*SET EXERCISE*: Below are the records; reproduce all of them exactly but without any images.

*SUPPLIED RECORDS*:

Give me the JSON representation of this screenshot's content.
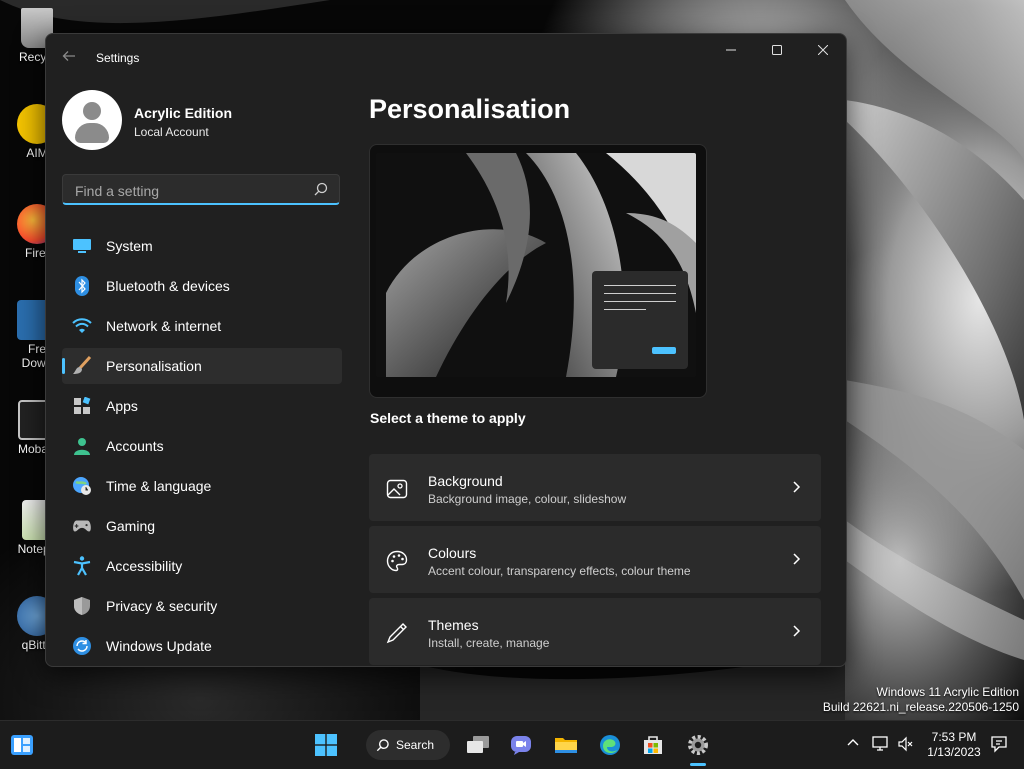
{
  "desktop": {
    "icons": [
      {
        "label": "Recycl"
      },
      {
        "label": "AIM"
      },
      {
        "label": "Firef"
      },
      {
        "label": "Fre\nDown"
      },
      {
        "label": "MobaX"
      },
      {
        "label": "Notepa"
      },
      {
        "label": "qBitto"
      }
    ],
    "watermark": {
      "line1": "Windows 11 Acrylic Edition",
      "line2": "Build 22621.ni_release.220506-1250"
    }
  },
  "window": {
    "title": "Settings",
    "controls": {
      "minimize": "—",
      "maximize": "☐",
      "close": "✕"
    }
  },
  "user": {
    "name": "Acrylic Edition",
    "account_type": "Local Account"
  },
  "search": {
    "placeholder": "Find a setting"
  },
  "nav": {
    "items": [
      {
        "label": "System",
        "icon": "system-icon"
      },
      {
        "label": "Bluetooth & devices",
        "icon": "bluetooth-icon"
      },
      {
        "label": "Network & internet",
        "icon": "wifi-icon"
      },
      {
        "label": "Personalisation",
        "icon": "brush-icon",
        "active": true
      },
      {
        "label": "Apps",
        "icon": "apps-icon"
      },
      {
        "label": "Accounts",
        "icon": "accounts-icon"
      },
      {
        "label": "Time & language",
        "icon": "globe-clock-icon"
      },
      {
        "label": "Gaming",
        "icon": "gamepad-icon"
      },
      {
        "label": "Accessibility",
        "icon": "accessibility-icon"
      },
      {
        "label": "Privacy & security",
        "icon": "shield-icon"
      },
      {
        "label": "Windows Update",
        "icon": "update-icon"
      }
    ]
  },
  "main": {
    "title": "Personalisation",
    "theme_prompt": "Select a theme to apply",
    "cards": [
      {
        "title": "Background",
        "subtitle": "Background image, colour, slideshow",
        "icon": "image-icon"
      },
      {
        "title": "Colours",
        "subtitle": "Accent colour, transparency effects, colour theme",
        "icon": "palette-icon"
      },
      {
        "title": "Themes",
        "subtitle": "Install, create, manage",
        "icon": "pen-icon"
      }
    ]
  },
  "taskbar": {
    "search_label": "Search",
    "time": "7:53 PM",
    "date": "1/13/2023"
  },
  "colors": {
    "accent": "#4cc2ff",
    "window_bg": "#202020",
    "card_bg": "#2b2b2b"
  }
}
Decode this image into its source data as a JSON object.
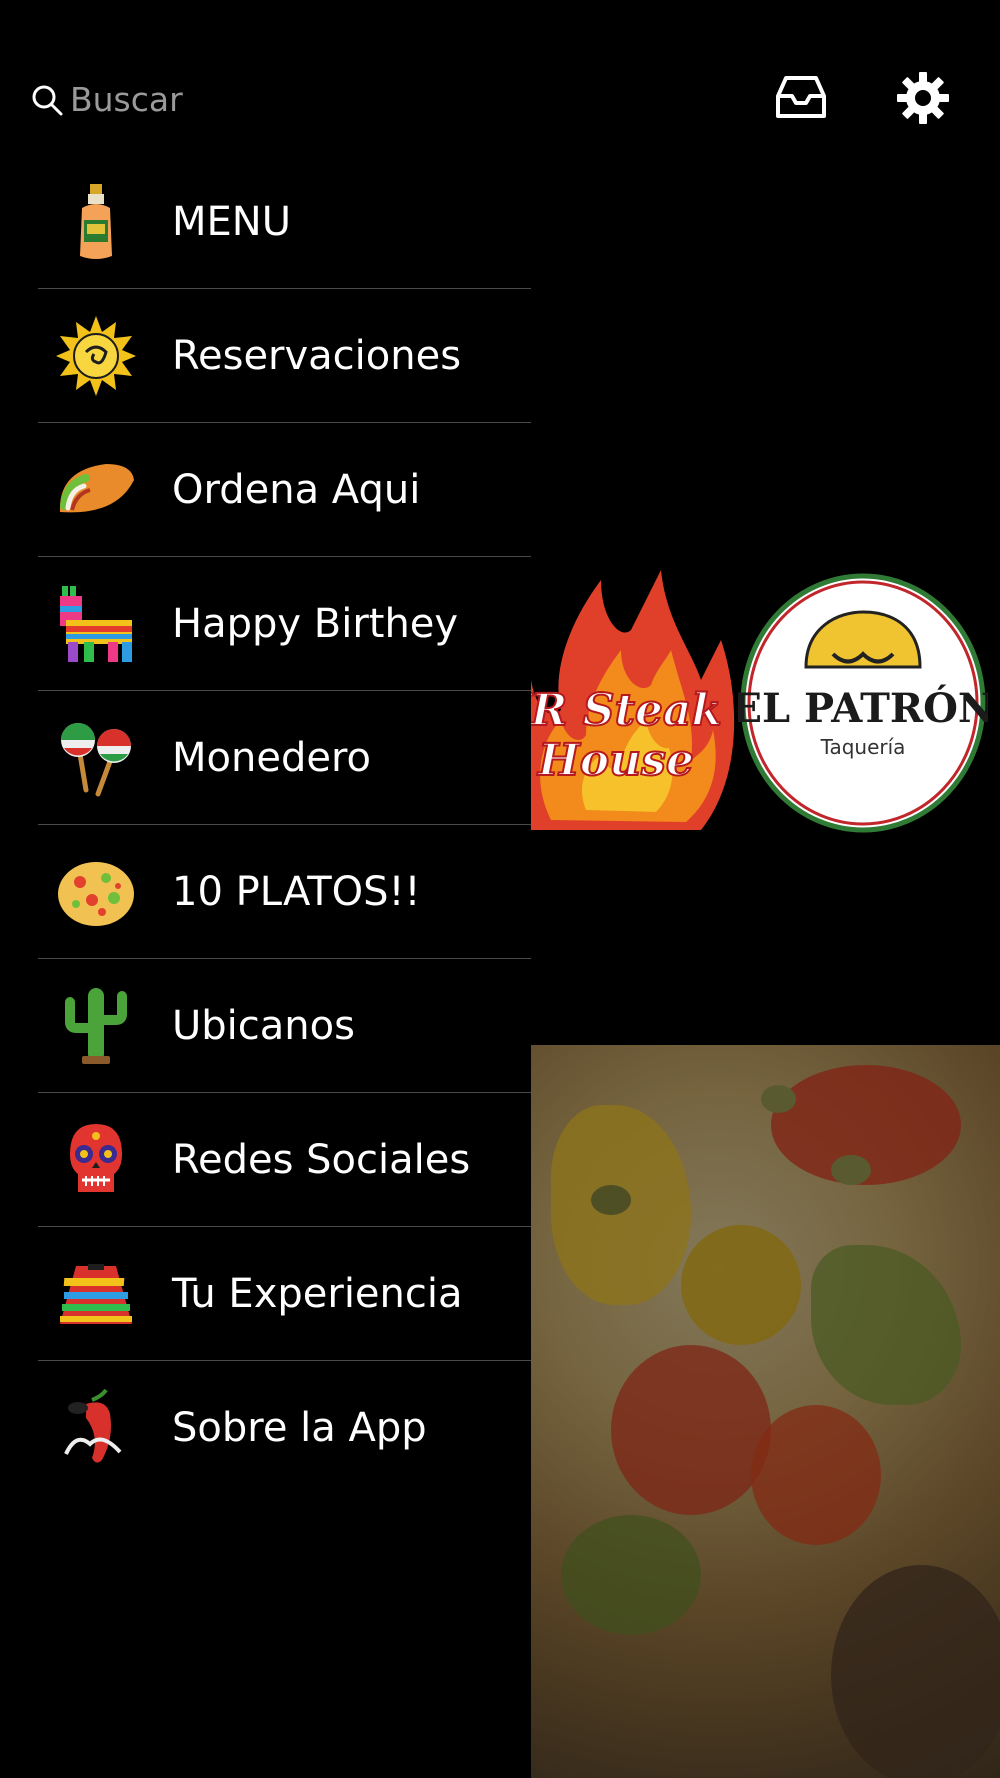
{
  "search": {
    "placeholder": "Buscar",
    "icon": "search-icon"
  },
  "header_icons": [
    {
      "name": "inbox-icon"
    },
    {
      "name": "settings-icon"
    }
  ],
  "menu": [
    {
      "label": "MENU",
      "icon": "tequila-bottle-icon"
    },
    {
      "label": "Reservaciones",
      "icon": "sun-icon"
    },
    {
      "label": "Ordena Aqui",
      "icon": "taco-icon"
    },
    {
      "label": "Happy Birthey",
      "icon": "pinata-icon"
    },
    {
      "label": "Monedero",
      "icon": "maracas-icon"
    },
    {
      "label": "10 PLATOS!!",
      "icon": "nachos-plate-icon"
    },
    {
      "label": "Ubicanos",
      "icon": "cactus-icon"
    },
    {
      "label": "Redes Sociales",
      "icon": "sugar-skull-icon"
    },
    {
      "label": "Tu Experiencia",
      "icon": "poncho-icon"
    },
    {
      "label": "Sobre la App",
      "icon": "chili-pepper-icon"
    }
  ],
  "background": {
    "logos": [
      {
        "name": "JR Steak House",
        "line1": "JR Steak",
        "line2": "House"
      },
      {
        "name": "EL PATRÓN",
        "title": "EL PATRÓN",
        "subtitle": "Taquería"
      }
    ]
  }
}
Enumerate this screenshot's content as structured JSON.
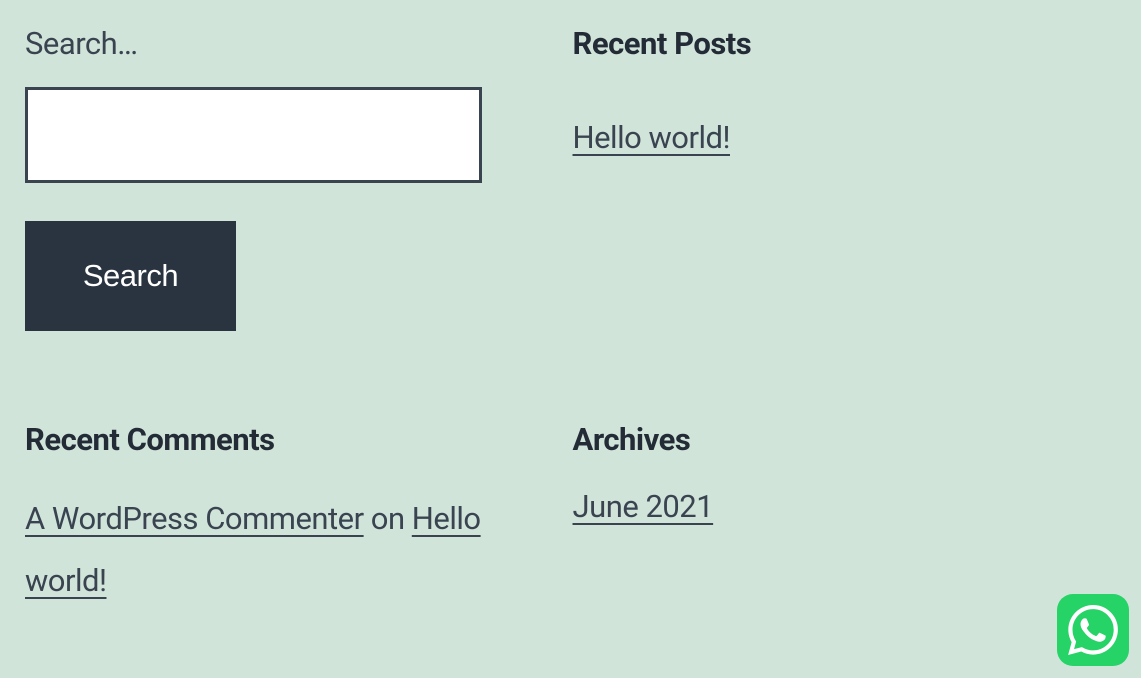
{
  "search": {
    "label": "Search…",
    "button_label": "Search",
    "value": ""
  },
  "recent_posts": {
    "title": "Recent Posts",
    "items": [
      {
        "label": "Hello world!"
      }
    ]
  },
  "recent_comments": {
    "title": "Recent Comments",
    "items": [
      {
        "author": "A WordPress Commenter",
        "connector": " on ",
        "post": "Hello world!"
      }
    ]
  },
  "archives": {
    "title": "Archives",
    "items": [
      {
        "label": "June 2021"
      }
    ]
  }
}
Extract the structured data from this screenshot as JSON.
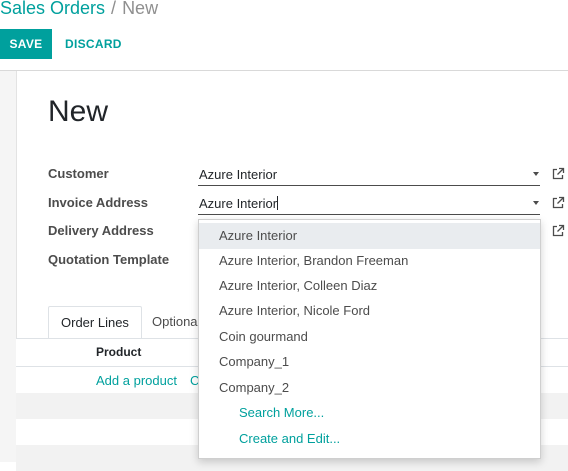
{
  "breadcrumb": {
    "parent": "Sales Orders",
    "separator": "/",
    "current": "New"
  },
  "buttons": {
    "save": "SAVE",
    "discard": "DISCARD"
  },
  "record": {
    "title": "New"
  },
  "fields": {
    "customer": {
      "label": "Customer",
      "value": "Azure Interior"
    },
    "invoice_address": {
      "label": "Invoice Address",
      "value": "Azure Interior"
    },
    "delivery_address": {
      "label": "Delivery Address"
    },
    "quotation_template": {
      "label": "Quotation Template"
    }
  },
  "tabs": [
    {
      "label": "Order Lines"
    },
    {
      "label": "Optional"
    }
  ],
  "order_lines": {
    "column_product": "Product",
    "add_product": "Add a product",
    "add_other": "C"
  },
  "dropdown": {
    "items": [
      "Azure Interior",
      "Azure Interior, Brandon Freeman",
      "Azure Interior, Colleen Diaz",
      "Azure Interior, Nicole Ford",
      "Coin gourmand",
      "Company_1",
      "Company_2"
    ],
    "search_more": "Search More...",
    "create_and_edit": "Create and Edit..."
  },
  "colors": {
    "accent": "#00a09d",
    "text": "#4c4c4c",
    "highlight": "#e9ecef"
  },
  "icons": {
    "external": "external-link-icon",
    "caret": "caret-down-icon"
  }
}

*WRITTEN ANSWER*:
Give me the JSON representation of this screenshot's content.
{
  "desktop": {
    "icons": [
      {
        "label": "Recycl"
      },
      {
        "label": "AIM"
      },
      {
        "label": "Firef"
      },
      {
        "label": "Fre\nDown"
      },
      {
        "label": "MobaX"
      },
      {
        "label": "Notepa"
      },
      {
        "label": "qBitto"
      }
    ],
    "watermark": {
      "line1": "Windows 11 Acrylic Edition",
      "line2": "Build 22621.ni_release.220506-1250"
    }
  },
  "window": {
    "title": "Settings",
    "controls": {
      "minimize": "—",
      "maximize": "☐",
      "close": "✕"
    }
  },
  "user": {
    "name": "Acrylic Edition",
    "account_type": "Local Account"
  },
  "search": {
    "placeholder": "Find a setting"
  },
  "nav": {
    "items": [
      {
        "label": "System",
        "icon": "system-icon"
      },
      {
        "label": "Bluetooth & devices",
        "icon": "bluetooth-icon"
      },
      {
        "label": "Network & internet",
        "icon": "wifi-icon"
      },
      {
        "label": "Personalisation",
        "icon": "brush-icon",
        "active": true
      },
      {
        "label": "Apps",
        "icon": "apps-icon"
      },
      {
        "label": "Accounts",
        "icon": "accounts-icon"
      },
      {
        "label": "Time & language",
        "icon": "globe-clock-icon"
      },
      {
        "label": "Gaming",
        "icon": "gamepad-icon"
      },
      {
        "label": "Accessibility",
        "icon": "accessibility-icon"
      },
      {
        "label": "Privacy & security",
        "icon": "shield-icon"
      },
      {
        "label": "Windows Update",
        "icon": "update-icon"
      }
    ]
  },
  "main": {
    "title": "Personalisation",
    "theme_prompt": "Select a theme to apply",
    "cards": [
      {
        "title": "Background",
        "subtitle": "Background image, colour, slideshow",
        "icon": "image-icon"
      },
      {
        "title": "Colours",
        "subtitle": "Accent colour, transparency effects, colour theme",
        "icon": "palette-icon"
      },
      {
        "title": "Themes",
        "subtitle": "Install, create, manage",
        "icon": "pen-icon"
      }
    ]
  },
  "taskbar": {
    "search_label": "Search",
    "time": "7:53 PM",
    "date": "1/13/2023"
  },
  "colors": {
    "accent": "#4cc2ff",
    "window_bg": "#202020",
    "card_bg": "#2b2b2b"
  }
}
Decode this image into its source data as a JSON object.
{
  "search": {
    "placeholder": "Buscar",
    "icon": "search-icon"
  },
  "header_icons": [
    {
      "name": "inbox-icon"
    },
    {
      "name": "settings-icon"
    }
  ],
  "menu": [
    {
      "label": "MENU",
      "icon": "tequila-bottle-icon"
    },
    {
      "label": "Reservaciones",
      "icon": "sun-icon"
    },
    {
      "label": "Ordena Aqui",
      "icon": "taco-icon"
    },
    {
      "label": "Happy Birthey",
      "icon": "pinata-icon"
    },
    {
      "label": "Monedero",
      "icon": "maracas-icon"
    },
    {
      "label": "10 PLATOS!!",
      "icon": "nachos-plate-icon"
    },
    {
      "label": "Ubicanos",
      "icon": "cactus-icon"
    },
    {
      "label": "Redes Sociales",
      "icon": "sugar-skull-icon"
    },
    {
      "label": "Tu Experiencia",
      "icon": "poncho-icon"
    },
    {
      "label": "Sobre la App",
      "icon": "chili-pepper-icon"
    }
  ],
  "background": {
    "logos": [
      {
        "name": "JR Steak House",
        "line1": "JR Steak",
        "line2": "House"
      },
      {
        "name": "EL PATRÓN",
        "title": "EL PATRÓN",
        "subtitle": "Taquería"
      }
    ]
  }
}
Enumerate this screenshot's content as structured JSON.
{
  "search": {
    "label": "Search…",
    "button_label": "Search",
    "value": ""
  },
  "recent_posts": {
    "title": "Recent Posts",
    "items": [
      {
        "label": "Hello world!"
      }
    ]
  },
  "recent_comments": {
    "title": "Recent Comments",
    "items": [
      {
        "author": "A WordPress Commenter",
        "connector": " on ",
        "post": "Hello world!"
      }
    ]
  },
  "archives": {
    "title": "Archives",
    "items": [
      {
        "label": "June 2021"
      }
    ]
  }
}
Extract the structured data from this screenshot as JSON.
{
  "breadcrumb": {
    "parent": "Sales Orders",
    "separator": "/",
    "current": "New"
  },
  "buttons": {
    "save": "SAVE",
    "discard": "DISCARD"
  },
  "record": {
    "title": "New"
  },
  "fields": {
    "customer": {
      "label": "Customer",
      "value": "Azure Interior"
    },
    "invoice_address": {
      "label": "Invoice Address",
      "value": "Azure Interior"
    },
    "delivery_address": {
      "label": "Delivery Address"
    },
    "quotation_template": {
      "label": "Quotation Template"
    }
  },
  "tabs": [
    {
      "label": "Order Lines"
    },
    {
      "label": "Optional"
    }
  ],
  "order_lines": {
    "column_product": "Product",
    "add_product": "Add a product",
    "add_other": "C"
  },
  "dropdown": {
    "items": [
      "Azure Interior",
      "Azure Interior, Brandon Freeman",
      "Azure Interior, Colleen Diaz",
      "Azure Interior, Nicole Ford",
      "Coin gourmand",
      "Company_1",
      "Company_2"
    ],
    "search_more": "Search More...",
    "create_and_edit": "Create and Edit..."
  },
  "colors": {
    "accent": "#00a09d",
    "text": "#4c4c4c",
    "highlight": "#e9ecef"
  },
  "icons": {
    "external": "external-link-icon",
    "caret": "caret-down-icon"
  }
}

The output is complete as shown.